** BEGIN Recorded information **

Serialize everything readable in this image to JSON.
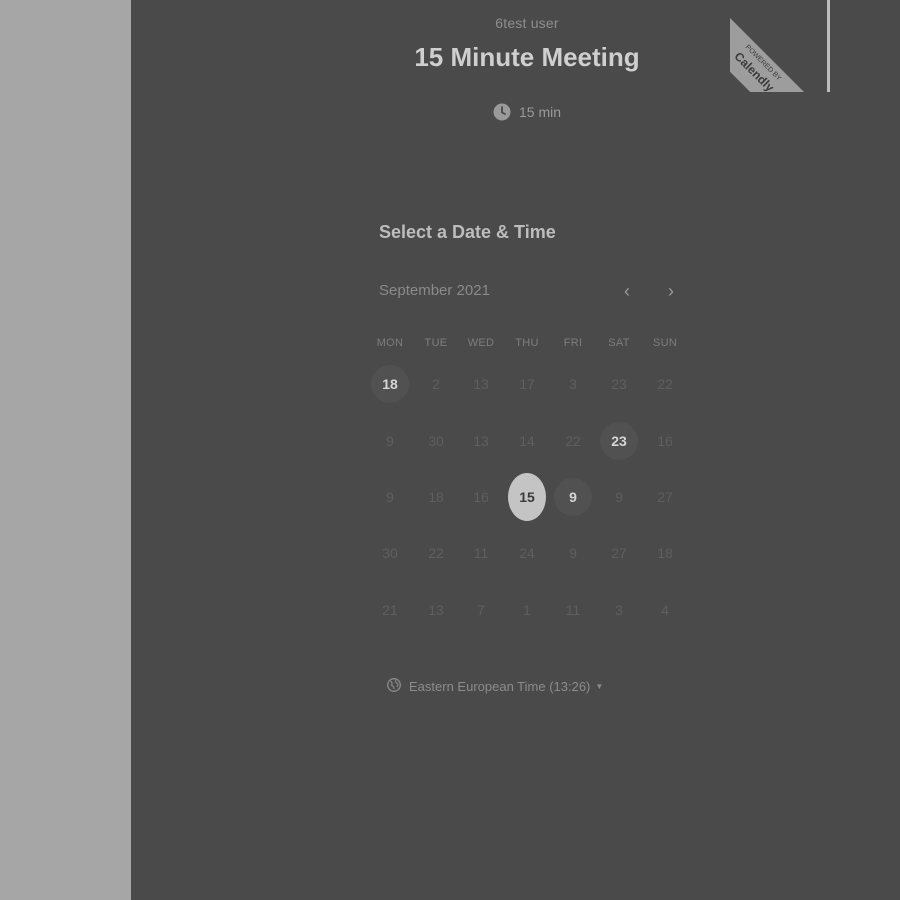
{
  "host": {
    "name": "6test user"
  },
  "event": {
    "title": "15 Minute Meeting",
    "duration": "15 min",
    "duration_icon": "clock-icon"
  },
  "ribbon": {
    "line1": "POWERED BY",
    "brand": "Calendly"
  },
  "calendar": {
    "heading": "Select a Date & Time",
    "month": "September 2021",
    "prev_icon": "‹",
    "next_icon": "›",
    "weekdays": [
      "MON",
      "TUE",
      "WED",
      "THU",
      "FRI",
      "SAT",
      "SUN"
    ],
    "weeks": [
      [
        {
          "label": "18",
          "state": "available"
        },
        {
          "label": "2",
          "state": "disabled"
        },
        {
          "label": "13",
          "state": "disabled"
        },
        {
          "label": "17",
          "state": "disabled"
        },
        {
          "label": "3",
          "state": "disabled"
        },
        {
          "label": "23",
          "state": "disabled"
        },
        {
          "label": "22",
          "state": "disabled"
        }
      ],
      [
        {
          "label": "9",
          "state": "disabled"
        },
        {
          "label": "30",
          "state": "disabled"
        },
        {
          "label": "13",
          "state": "disabled"
        },
        {
          "label": "14",
          "state": "disabled"
        },
        {
          "label": "22",
          "state": "disabled"
        },
        {
          "label": "23",
          "state": "available"
        },
        {
          "label": "16",
          "state": "disabled"
        }
      ],
      [
        {
          "label": "9",
          "state": "disabled"
        },
        {
          "label": "18",
          "state": "disabled"
        },
        {
          "label": "16",
          "state": "disabled"
        },
        {
          "label": "15",
          "state": "selected"
        },
        {
          "label": "9",
          "state": "available"
        },
        {
          "label": "9",
          "state": "disabled"
        },
        {
          "label": "27",
          "state": "disabled"
        }
      ],
      [
        {
          "label": "30",
          "state": "disabled"
        },
        {
          "label": "22",
          "state": "disabled"
        },
        {
          "label": "11",
          "state": "disabled"
        },
        {
          "label": "24",
          "state": "disabled"
        },
        {
          "label": "9",
          "state": "disabled"
        },
        {
          "label": "27",
          "state": "disabled"
        },
        {
          "label": "18",
          "state": "disabled"
        }
      ],
      [
        {
          "label": "21",
          "state": "disabled"
        },
        {
          "label": "13",
          "state": "disabled"
        },
        {
          "label": "7",
          "state": "disabled"
        },
        {
          "label": "1",
          "state": "disabled"
        },
        {
          "label": "11",
          "state": "disabled"
        },
        {
          "label": "3",
          "state": "disabled"
        },
        {
          "label": "4",
          "state": "disabled"
        }
      ]
    ]
  },
  "timezone": {
    "label": "Eastern European Time (13:26)",
    "icon": "globe-icon"
  },
  "colors": {
    "background": "#4a4a4a",
    "sidebar": "#a6a6a6",
    "selected_day": "#c4c4c4"
  }
}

** END Recorded information **

The data should be printed again unchanged; leave its pictures out.

**Reply:**
Serialize everything readable in this image to JSON.
{
  "host": {
    "name": "6test user"
  },
  "event": {
    "title": "15 Minute Meeting",
    "duration": "15 min",
    "duration_icon": "clock-icon"
  },
  "ribbon": {
    "line1": "POWERED BY",
    "brand": "Calendly"
  },
  "calendar": {
    "heading": "Select a Date & Time",
    "month": "September 2021",
    "prev_icon": "‹",
    "next_icon": "›",
    "weekdays": [
      "MON",
      "TUE",
      "WED",
      "THU",
      "FRI",
      "SAT",
      "SUN"
    ],
    "weeks": [
      [
        {
          "label": "18",
          "state": "available"
        },
        {
          "label": "2",
          "state": "disabled"
        },
        {
          "label": "13",
          "state": "disabled"
        },
        {
          "label": "17",
          "state": "disabled"
        },
        {
          "label": "3",
          "state": "disabled"
        },
        {
          "label": "23",
          "state": "disabled"
        },
        {
          "label": "22",
          "state": "disabled"
        }
      ],
      [
        {
          "label": "9",
          "state": "disabled"
        },
        {
          "label": "30",
          "state": "disabled"
        },
        {
          "label": "13",
          "state": "disabled"
        },
        {
          "label": "14",
          "state": "disabled"
        },
        {
          "label": "22",
          "state": "disabled"
        },
        {
          "label": "23",
          "state": "available"
        },
        {
          "label": "16",
          "state": "disabled"
        }
      ],
      [
        {
          "label": "9",
          "state": "disabled"
        },
        {
          "label": "18",
          "state": "disabled"
        },
        {
          "label": "16",
          "state": "disabled"
        },
        {
          "label": "15",
          "state": "selected"
        },
        {
          "label": "9",
          "state": "available"
        },
        {
          "label": "9",
          "state": "disabled"
        },
        {
          "label": "27",
          "state": "disabled"
        }
      ],
      [
        {
          "label": "30",
          "state": "disabled"
        },
        {
          "label": "22",
          "state": "disabled"
        },
        {
          "label": "11",
          "state": "disabled"
        },
        {
          "label": "24",
          "state": "disabled"
        },
        {
          "label": "9",
          "state": "disabled"
        },
        {
          "label": "27",
          "state": "disabled"
        },
        {
          "label": "18",
          "state": "disabled"
        }
      ],
      [
        {
          "label": "21",
          "state": "disabled"
        },
        {
          "label": "13",
          "state": "disabled"
        },
        {
          "label": "7",
          "state": "disabled"
        },
        {
          "label": "1",
          "state": "disabled"
        },
        {
          "label": "11",
          "state": "disabled"
        },
        {
          "label": "3",
          "state": "disabled"
        },
        {
          "label": "4",
          "state": "disabled"
        }
      ]
    ]
  },
  "timezone": {
    "label": "Eastern European Time (13:26)",
    "icon": "globe-icon"
  },
  "colors": {
    "background": "#4a4a4a",
    "sidebar": "#a6a6a6",
    "selected_day": "#c4c4c4"
  }
}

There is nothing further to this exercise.